▶ Problem to work on: Work through the entries below and report how many lines include "我们坚持". The number alone is the answer.

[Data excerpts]
┄┄┄┄┄┄┄┄┄┄

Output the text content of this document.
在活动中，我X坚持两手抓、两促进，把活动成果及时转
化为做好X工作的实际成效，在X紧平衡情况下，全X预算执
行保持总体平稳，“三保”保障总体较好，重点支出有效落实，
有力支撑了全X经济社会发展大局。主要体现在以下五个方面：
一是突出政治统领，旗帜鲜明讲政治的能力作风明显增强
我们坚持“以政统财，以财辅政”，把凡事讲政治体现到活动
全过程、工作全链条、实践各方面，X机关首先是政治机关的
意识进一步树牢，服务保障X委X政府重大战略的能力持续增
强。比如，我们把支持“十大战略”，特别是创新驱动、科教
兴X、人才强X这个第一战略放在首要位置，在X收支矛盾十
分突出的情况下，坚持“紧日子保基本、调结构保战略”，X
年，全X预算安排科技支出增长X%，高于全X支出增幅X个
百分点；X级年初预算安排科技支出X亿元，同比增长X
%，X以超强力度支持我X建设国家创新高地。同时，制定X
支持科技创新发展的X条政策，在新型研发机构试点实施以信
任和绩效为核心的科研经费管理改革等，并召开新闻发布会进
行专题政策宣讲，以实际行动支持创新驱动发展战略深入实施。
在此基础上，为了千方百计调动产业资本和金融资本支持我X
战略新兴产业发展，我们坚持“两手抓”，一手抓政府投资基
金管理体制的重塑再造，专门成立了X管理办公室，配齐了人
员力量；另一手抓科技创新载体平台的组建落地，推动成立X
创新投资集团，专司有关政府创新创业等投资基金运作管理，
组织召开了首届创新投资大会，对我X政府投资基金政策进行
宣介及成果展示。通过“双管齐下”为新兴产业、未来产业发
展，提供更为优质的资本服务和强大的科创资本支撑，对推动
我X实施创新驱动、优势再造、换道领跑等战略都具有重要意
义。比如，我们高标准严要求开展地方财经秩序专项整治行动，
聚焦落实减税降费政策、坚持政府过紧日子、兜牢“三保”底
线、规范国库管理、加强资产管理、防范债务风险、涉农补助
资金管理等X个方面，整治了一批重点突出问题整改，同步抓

┄┄┄┄┄┄┄┄┄┄

▶ Correct response: 2